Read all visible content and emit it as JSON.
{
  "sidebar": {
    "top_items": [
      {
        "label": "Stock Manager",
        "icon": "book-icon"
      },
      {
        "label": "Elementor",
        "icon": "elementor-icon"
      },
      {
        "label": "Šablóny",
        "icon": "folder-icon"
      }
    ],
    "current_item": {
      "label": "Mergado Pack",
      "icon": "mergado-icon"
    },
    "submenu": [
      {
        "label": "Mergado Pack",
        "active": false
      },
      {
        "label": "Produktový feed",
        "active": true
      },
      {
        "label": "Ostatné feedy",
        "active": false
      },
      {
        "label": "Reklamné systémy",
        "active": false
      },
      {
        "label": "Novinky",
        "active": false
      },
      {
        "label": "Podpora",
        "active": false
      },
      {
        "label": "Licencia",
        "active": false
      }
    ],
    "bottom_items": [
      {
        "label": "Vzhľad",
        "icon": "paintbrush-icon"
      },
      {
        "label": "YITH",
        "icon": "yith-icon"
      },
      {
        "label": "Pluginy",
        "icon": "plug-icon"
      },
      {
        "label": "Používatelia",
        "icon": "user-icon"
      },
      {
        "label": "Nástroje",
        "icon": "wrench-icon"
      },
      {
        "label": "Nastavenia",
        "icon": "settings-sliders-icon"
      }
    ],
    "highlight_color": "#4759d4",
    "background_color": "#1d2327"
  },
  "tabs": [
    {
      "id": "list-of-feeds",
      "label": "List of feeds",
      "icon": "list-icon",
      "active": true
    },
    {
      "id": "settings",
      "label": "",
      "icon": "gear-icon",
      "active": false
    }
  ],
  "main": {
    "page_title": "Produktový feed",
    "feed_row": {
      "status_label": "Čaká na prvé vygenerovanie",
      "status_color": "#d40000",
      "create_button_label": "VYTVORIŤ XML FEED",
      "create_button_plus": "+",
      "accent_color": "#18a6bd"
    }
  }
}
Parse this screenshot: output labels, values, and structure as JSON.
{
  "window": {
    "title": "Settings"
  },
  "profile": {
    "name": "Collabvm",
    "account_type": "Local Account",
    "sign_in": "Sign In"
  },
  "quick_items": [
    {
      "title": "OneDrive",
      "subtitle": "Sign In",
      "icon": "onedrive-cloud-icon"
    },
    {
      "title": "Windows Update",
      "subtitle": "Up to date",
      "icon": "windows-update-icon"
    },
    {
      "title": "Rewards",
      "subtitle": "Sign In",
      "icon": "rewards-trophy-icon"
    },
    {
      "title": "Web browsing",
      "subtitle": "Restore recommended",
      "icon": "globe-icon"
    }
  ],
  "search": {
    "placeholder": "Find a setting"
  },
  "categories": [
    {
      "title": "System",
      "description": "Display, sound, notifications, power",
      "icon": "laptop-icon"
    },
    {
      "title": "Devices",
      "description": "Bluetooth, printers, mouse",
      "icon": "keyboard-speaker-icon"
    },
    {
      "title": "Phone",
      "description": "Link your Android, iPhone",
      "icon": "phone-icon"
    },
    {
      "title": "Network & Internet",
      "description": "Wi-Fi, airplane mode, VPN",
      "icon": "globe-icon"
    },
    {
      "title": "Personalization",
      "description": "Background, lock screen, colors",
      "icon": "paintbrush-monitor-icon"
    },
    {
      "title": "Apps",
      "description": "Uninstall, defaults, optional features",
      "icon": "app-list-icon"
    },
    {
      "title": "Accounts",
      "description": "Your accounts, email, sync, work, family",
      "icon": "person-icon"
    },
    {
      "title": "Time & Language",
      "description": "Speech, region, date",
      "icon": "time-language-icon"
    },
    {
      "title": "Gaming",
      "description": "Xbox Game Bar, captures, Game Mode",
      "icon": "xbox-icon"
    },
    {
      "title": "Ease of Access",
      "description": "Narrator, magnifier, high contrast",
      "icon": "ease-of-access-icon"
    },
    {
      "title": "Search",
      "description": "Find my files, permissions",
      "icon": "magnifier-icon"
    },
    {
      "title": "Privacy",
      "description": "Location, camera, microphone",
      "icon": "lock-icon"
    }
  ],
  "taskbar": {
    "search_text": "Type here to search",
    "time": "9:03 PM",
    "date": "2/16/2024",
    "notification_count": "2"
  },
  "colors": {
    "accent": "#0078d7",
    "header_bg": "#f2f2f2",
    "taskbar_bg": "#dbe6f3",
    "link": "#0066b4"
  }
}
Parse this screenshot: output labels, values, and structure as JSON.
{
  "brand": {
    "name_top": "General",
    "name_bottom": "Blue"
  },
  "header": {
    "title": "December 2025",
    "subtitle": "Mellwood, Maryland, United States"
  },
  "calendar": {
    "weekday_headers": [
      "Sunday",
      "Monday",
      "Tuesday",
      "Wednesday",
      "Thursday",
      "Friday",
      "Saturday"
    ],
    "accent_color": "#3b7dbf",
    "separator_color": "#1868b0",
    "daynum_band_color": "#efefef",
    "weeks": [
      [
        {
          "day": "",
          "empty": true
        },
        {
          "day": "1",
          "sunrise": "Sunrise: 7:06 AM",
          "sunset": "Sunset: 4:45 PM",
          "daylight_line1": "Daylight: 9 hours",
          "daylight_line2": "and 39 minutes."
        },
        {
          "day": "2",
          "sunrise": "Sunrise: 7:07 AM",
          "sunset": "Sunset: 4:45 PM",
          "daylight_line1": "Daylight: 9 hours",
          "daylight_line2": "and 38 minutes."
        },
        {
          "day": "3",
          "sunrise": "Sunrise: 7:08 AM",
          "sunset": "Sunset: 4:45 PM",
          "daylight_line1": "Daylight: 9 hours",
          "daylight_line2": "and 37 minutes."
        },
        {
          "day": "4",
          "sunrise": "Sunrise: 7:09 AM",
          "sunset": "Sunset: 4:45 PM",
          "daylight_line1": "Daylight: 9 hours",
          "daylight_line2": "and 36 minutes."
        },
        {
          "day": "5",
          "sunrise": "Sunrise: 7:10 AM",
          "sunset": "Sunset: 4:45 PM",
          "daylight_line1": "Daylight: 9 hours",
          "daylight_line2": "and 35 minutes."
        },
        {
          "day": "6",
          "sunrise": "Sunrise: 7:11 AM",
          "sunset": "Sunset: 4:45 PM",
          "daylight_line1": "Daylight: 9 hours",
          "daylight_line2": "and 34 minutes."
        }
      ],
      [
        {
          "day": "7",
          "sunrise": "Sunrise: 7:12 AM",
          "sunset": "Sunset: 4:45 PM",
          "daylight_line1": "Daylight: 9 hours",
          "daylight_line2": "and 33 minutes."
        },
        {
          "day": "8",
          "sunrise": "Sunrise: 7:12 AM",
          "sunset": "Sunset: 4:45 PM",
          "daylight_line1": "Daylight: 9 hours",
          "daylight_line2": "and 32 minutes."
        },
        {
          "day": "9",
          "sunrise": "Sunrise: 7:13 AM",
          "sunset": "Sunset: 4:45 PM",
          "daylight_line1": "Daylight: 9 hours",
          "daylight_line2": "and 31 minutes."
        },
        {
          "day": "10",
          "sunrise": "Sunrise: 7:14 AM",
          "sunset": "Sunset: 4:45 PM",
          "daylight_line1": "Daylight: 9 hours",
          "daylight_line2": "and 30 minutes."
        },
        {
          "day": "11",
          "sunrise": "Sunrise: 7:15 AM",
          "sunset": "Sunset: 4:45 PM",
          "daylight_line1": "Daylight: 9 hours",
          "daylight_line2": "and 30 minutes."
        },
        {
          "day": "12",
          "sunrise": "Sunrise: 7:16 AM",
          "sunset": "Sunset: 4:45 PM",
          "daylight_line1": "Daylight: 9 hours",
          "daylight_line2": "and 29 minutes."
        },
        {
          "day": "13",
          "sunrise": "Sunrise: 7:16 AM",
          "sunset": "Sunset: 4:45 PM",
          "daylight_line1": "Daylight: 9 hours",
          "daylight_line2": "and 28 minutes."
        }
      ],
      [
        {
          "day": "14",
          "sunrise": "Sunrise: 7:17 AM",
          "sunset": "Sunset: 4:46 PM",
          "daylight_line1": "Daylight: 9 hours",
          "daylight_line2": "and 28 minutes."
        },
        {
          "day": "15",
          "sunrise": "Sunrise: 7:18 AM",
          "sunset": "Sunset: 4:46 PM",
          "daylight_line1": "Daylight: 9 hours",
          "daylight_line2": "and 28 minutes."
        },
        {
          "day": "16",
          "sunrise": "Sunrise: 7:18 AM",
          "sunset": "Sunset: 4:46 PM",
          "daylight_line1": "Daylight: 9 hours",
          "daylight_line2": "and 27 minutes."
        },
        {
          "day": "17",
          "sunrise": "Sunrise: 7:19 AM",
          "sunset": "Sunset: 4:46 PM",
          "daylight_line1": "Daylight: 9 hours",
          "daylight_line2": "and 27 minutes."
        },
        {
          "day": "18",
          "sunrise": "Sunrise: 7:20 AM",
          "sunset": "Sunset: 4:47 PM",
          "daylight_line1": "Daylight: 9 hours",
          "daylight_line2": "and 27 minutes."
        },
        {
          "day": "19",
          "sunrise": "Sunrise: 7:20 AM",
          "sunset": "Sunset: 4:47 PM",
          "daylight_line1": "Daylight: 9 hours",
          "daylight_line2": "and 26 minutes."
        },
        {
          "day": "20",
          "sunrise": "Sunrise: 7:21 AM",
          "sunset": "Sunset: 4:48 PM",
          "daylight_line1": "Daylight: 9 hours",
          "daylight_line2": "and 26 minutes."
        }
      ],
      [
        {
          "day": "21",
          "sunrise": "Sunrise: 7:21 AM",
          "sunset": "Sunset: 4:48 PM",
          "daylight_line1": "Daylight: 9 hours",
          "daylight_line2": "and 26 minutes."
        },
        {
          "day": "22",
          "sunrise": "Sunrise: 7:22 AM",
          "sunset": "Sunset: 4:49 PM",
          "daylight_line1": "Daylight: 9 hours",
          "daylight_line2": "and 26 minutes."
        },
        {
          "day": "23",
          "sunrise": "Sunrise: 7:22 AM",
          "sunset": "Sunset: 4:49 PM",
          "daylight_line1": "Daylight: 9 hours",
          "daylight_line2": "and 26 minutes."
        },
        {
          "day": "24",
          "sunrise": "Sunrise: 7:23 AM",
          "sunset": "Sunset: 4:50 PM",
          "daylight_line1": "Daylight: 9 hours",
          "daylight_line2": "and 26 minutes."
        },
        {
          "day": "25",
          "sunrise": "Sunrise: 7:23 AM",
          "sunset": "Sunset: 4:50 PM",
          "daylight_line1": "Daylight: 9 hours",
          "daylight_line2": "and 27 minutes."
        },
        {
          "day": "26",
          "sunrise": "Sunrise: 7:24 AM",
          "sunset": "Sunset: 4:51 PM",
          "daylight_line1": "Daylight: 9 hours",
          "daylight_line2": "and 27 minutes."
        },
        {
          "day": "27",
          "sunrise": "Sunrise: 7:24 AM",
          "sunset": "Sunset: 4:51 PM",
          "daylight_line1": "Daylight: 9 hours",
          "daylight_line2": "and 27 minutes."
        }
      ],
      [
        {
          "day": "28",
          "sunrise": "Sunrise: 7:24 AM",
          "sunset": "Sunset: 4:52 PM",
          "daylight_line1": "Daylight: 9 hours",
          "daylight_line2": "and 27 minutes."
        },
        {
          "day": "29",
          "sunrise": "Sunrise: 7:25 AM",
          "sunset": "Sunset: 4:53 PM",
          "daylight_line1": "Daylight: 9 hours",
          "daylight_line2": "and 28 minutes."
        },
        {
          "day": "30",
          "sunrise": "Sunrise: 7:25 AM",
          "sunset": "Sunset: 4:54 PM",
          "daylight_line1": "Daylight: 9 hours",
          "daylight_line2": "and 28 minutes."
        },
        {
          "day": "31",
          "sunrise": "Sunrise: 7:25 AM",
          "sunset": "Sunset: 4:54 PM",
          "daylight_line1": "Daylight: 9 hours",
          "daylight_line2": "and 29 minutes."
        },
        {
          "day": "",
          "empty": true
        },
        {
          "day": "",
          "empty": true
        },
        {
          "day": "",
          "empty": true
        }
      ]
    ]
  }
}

· · ·

The problem:
Each line in the listing above that contains "lock" should be copied.

Response for this exercise:
      "description": "Background, lock screen, colors",
      "icon": "lock-icon"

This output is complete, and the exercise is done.